EXERCISE OBJECTIVE =>
Reproduce every line in the listing that contains the word "train".

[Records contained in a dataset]
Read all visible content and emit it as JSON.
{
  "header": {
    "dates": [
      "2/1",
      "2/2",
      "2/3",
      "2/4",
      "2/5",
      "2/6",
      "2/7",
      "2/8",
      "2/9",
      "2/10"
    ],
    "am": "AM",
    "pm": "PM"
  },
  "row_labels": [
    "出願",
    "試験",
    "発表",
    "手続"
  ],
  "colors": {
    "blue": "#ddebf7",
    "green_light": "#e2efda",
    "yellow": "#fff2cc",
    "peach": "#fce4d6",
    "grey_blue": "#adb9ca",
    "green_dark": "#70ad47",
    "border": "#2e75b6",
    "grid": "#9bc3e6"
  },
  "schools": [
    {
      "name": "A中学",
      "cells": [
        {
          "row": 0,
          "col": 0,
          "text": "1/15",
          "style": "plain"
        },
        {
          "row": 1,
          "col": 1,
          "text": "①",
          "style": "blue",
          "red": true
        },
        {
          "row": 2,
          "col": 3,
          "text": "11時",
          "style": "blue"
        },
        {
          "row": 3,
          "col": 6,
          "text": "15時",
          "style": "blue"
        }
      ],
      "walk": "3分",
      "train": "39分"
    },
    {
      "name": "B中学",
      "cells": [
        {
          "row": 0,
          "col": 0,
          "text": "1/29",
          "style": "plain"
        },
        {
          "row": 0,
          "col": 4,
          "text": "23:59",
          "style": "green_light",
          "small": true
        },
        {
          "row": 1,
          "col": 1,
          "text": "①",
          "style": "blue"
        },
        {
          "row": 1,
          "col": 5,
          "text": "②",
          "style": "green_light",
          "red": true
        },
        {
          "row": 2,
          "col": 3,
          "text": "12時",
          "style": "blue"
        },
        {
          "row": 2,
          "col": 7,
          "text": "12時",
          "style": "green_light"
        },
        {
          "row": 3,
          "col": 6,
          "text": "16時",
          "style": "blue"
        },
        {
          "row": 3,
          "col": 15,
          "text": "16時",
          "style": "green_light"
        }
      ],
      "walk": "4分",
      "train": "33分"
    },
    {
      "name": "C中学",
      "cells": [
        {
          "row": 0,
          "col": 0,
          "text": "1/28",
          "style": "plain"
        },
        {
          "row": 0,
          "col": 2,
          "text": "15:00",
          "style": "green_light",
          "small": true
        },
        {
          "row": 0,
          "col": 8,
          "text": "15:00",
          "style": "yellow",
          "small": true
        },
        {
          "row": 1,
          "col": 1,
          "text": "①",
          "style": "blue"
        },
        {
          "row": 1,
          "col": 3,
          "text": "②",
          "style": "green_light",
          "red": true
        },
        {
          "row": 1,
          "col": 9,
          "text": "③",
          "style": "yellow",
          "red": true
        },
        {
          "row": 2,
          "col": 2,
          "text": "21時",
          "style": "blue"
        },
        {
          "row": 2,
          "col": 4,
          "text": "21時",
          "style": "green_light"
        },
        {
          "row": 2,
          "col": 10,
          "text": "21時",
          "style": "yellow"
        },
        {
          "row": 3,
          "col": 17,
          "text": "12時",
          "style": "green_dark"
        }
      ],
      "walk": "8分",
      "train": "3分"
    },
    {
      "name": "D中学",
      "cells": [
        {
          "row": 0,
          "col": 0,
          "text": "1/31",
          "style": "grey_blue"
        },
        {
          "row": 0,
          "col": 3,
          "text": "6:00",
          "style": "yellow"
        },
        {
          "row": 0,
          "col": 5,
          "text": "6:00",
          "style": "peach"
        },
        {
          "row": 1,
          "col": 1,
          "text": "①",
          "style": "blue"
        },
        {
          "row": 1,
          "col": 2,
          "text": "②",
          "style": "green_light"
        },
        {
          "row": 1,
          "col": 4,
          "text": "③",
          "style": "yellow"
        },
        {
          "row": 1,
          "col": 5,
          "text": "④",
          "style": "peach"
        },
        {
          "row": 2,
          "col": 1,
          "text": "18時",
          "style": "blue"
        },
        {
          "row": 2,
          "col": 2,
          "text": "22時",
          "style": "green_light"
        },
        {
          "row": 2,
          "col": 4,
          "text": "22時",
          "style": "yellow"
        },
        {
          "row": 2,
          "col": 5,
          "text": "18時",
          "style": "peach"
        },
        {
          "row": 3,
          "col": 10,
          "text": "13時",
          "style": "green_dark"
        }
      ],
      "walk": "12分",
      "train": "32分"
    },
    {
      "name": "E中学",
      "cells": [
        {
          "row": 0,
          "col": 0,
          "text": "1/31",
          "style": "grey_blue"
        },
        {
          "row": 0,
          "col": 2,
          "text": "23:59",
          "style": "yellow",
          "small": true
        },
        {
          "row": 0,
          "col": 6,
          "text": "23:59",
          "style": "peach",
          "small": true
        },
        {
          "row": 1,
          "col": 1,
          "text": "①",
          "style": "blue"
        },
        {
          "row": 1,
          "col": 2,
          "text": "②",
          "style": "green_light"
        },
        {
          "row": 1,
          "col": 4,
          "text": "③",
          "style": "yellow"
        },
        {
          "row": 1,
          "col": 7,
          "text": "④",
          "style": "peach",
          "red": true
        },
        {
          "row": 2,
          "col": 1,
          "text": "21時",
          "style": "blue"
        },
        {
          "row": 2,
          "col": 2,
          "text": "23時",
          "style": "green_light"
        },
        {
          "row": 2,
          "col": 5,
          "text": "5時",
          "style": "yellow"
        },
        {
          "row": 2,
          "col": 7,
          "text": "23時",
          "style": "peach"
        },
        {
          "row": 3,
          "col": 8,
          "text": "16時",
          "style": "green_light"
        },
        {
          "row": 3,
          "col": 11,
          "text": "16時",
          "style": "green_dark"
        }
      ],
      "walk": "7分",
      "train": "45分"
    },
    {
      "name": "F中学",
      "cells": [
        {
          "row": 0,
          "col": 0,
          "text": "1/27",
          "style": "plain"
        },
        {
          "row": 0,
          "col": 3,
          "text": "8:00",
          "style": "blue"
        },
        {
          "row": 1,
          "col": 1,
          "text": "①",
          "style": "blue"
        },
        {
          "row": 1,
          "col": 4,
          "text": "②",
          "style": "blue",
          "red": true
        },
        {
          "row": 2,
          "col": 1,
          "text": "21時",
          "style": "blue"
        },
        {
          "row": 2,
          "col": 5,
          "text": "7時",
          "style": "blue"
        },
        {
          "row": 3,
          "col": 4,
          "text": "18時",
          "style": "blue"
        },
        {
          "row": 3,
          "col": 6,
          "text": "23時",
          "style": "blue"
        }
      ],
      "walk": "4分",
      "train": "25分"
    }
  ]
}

WRITTEN SOLUTION =>
      "train": "39分"
      "train": "33分"
      "train": "3分"
      "train": "32分"
      "train": "45分"
      "train": "25分"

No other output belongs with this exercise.